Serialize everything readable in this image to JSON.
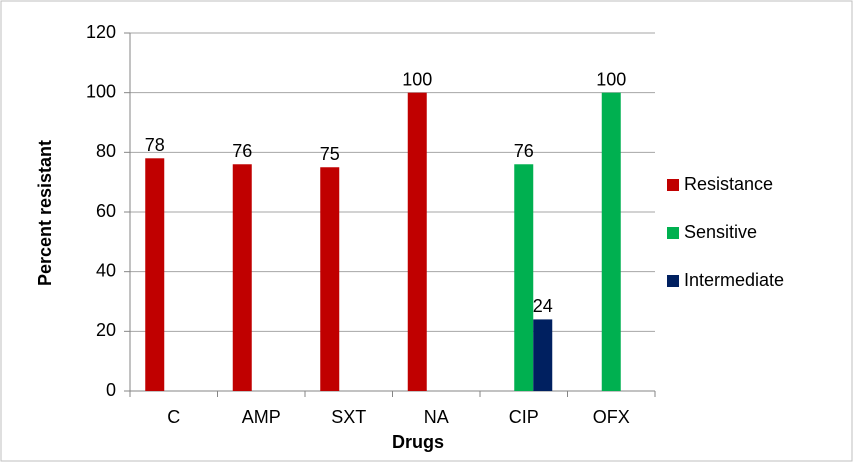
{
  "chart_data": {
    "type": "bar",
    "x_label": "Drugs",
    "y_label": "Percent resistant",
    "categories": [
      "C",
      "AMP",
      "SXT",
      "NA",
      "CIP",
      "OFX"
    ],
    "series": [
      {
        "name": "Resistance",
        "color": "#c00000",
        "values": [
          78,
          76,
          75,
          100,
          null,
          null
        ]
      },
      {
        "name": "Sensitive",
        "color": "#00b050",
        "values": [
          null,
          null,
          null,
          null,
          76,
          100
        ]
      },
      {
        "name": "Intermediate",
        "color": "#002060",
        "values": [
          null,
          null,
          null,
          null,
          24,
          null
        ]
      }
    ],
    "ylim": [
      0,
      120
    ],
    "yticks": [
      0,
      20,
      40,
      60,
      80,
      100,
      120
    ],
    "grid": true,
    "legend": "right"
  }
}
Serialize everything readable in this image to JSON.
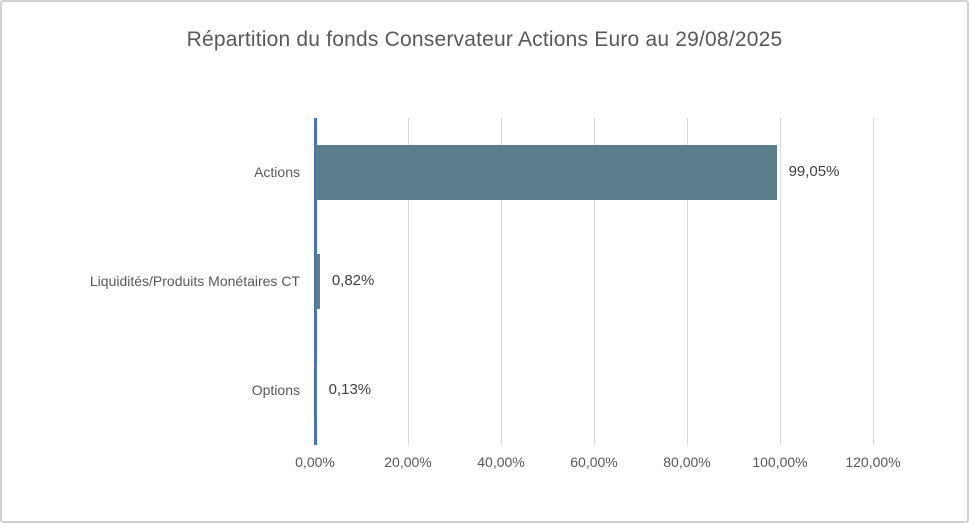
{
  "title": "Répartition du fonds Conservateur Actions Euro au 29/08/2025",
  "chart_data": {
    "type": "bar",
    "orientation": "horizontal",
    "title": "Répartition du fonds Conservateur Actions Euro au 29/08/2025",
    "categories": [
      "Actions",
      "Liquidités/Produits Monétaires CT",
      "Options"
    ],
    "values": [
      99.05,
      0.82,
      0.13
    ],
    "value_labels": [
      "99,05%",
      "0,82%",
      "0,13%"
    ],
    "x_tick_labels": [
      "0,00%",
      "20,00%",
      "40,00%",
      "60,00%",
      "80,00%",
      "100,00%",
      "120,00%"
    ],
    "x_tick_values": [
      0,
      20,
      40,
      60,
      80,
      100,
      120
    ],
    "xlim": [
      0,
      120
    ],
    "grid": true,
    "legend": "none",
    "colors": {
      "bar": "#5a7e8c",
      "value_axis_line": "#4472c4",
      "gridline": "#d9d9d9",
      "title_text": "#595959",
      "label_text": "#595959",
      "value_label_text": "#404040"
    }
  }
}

■ ■ ■ ■

Leave out the pictures and give the rest of the records again exactly.

• [Complete answer]
Serialize everything readable in this image to JSON.
{
  "chart_data": {
    "type": "bar",
    "x_label": "Drugs",
    "y_label": "Percent resistant",
    "categories": [
      "C",
      "AMP",
      "SXT",
      "NA",
      "CIP",
      "OFX"
    ],
    "series": [
      {
        "name": "Resistance",
        "color": "#c00000",
        "values": [
          78,
          76,
          75,
          100,
          null,
          null
        ]
      },
      {
        "name": "Sensitive",
        "color": "#00b050",
        "values": [
          null,
          null,
          null,
          null,
          76,
          100
        ]
      },
      {
        "name": "Intermediate",
        "color": "#002060",
        "values": [
          null,
          null,
          null,
          null,
          24,
          null
        ]
      }
    ],
    "ylim": [
      0,
      120
    ],
    "yticks": [
      0,
      20,
      40,
      60,
      80,
      100,
      120
    ],
    "grid": true,
    "legend": "right"
  }
}
Serialize everything readable in this image to JSON.
{
  "title": "Répartition du fonds Conservateur Actions Euro au 29/08/2025",
  "chart_data": {
    "type": "bar",
    "orientation": "horizontal",
    "title": "Répartition du fonds Conservateur Actions Euro au 29/08/2025",
    "categories": [
      "Actions",
      "Liquidités/Produits Monétaires CT",
      "Options"
    ],
    "values": [
      99.05,
      0.82,
      0.13
    ],
    "value_labels": [
      "99,05%",
      "0,82%",
      "0,13%"
    ],
    "x_tick_labels": [
      "0,00%",
      "20,00%",
      "40,00%",
      "60,00%",
      "80,00%",
      "100,00%",
      "120,00%"
    ],
    "x_tick_values": [
      0,
      20,
      40,
      60,
      80,
      100,
      120
    ],
    "xlim": [
      0,
      120
    ],
    "grid": true,
    "legend": "none",
    "colors": {
      "bar": "#5a7e8c",
      "value_axis_line": "#4472c4",
      "gridline": "#d9d9d9",
      "title_text": "#595959",
      "label_text": "#595959",
      "value_label_text": "#404040"
    }
  }
}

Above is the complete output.